What lines of the data hold the string "pool"? Pull each one out.

##############################

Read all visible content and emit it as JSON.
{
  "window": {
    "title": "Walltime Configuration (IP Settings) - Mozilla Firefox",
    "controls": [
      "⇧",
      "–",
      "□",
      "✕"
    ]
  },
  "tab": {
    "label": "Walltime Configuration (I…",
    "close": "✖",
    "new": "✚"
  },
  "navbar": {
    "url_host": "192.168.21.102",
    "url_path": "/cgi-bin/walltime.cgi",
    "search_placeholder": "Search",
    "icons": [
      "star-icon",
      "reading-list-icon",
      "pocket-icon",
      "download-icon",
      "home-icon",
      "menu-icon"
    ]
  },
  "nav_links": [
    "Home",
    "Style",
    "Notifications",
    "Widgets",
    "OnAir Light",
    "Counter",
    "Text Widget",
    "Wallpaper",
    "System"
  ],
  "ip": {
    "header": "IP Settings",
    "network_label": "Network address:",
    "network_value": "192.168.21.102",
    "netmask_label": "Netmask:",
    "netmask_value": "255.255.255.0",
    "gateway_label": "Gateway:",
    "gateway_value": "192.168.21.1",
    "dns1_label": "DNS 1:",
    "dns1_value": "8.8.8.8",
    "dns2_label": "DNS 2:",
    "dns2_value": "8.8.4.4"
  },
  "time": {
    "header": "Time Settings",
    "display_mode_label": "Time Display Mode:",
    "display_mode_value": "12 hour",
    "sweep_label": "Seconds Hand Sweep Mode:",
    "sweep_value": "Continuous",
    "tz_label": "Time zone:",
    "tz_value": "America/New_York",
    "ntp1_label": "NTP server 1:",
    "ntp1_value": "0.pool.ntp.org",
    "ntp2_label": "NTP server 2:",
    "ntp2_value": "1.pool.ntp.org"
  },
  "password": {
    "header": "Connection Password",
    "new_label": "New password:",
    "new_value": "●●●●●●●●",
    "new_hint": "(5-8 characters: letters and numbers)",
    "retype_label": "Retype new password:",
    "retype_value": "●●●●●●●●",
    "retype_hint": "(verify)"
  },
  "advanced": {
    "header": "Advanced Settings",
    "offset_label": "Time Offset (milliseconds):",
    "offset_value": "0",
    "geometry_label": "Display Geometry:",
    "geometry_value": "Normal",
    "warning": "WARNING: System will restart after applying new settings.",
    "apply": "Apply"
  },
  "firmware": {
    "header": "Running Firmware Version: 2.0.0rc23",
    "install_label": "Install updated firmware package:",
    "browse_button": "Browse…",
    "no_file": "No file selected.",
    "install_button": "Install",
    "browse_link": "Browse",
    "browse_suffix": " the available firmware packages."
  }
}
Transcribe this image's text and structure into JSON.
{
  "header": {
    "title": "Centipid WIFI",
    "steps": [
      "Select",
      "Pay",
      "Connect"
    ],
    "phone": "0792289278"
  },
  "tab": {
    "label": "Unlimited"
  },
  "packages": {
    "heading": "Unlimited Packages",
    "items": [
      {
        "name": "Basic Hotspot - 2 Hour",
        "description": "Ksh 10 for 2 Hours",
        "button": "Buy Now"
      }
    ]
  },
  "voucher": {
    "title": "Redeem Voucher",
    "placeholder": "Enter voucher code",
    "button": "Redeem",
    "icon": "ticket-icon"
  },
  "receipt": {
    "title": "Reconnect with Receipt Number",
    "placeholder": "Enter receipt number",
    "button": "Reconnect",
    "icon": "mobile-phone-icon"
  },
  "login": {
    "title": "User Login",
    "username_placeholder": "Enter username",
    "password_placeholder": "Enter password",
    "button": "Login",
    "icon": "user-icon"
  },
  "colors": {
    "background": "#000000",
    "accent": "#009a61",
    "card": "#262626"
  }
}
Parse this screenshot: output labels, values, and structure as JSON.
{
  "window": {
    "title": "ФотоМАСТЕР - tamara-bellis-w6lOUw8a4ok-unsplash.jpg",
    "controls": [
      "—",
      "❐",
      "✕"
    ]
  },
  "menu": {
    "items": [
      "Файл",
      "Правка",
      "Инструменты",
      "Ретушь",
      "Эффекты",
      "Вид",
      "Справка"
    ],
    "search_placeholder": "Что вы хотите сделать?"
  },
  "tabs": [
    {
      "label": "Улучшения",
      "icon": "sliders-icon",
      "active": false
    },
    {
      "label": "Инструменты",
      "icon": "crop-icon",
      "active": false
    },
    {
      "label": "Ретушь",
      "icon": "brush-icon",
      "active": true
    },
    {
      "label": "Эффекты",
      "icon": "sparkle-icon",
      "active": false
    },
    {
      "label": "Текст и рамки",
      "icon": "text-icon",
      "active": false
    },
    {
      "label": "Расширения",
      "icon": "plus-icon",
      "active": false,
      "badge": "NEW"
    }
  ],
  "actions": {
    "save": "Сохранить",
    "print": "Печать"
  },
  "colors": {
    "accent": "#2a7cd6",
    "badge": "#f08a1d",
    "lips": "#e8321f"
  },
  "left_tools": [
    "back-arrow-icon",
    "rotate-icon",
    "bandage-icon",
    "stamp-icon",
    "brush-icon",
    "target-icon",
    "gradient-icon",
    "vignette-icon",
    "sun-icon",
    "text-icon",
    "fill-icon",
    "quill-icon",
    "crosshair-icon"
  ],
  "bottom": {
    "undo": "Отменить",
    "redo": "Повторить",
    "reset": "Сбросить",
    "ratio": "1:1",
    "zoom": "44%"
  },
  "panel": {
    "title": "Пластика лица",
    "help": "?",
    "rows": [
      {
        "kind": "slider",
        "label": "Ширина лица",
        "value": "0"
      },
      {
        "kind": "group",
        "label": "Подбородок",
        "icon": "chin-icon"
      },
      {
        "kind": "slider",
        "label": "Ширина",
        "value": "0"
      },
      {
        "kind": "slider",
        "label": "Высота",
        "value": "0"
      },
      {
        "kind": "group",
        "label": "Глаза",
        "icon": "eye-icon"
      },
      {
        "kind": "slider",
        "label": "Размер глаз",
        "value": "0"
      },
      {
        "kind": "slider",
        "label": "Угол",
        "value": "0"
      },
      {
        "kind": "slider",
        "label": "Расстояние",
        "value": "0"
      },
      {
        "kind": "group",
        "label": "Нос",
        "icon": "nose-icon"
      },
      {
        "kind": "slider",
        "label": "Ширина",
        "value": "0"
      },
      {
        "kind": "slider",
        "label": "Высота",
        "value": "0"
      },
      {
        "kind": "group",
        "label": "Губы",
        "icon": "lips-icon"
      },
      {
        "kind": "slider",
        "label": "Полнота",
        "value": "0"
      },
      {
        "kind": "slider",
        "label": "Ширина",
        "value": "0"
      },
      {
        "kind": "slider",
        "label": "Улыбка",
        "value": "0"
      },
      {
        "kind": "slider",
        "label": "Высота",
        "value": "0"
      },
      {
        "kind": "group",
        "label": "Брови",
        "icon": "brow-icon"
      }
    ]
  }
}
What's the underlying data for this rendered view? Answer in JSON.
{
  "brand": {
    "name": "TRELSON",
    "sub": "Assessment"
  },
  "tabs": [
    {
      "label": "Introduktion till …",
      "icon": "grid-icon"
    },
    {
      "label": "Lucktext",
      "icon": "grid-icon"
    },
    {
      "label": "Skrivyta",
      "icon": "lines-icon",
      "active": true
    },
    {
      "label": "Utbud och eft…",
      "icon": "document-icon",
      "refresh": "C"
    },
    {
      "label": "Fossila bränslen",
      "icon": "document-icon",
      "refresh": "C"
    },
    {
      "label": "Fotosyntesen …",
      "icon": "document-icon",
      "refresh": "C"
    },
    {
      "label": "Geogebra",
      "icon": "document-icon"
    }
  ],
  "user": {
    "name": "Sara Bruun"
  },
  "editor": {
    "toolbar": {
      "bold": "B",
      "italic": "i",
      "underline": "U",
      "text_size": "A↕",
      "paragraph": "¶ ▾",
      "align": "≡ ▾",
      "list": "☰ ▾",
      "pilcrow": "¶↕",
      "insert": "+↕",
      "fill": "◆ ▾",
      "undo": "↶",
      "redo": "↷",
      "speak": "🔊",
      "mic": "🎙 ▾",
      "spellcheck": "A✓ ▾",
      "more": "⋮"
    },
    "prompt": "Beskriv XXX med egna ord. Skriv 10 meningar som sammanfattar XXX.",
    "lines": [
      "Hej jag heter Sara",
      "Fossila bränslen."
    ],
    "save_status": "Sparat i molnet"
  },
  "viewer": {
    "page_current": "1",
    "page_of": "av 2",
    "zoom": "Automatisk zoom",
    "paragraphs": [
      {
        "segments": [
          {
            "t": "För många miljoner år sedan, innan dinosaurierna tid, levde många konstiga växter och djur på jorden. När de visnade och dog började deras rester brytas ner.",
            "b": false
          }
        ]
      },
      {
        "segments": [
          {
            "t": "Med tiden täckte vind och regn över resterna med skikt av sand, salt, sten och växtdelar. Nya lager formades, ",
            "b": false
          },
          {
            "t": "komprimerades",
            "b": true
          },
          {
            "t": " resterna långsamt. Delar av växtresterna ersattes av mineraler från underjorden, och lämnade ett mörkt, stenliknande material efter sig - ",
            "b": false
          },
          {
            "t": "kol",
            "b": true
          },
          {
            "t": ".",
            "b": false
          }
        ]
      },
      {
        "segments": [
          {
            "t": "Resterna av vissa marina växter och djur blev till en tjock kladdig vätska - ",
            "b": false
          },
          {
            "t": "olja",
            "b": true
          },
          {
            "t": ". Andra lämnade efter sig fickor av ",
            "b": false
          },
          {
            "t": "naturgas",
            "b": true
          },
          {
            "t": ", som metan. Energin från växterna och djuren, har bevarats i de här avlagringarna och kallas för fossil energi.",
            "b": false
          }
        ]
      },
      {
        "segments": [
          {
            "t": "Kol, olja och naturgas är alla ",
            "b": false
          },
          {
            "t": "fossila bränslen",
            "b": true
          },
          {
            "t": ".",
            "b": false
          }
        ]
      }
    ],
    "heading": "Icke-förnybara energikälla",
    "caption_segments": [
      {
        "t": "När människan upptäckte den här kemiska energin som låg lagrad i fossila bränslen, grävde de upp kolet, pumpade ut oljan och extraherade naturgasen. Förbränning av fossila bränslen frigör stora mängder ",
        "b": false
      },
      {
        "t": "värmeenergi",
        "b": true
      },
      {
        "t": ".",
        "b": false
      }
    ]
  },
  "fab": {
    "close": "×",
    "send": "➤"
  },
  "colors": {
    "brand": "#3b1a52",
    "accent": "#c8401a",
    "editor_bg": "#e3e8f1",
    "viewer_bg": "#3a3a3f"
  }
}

##############################

Solved problem:
    "ntp1_value": "0.pool.ntp.org",
    "ntp2_value": "1.pool.ntp.org"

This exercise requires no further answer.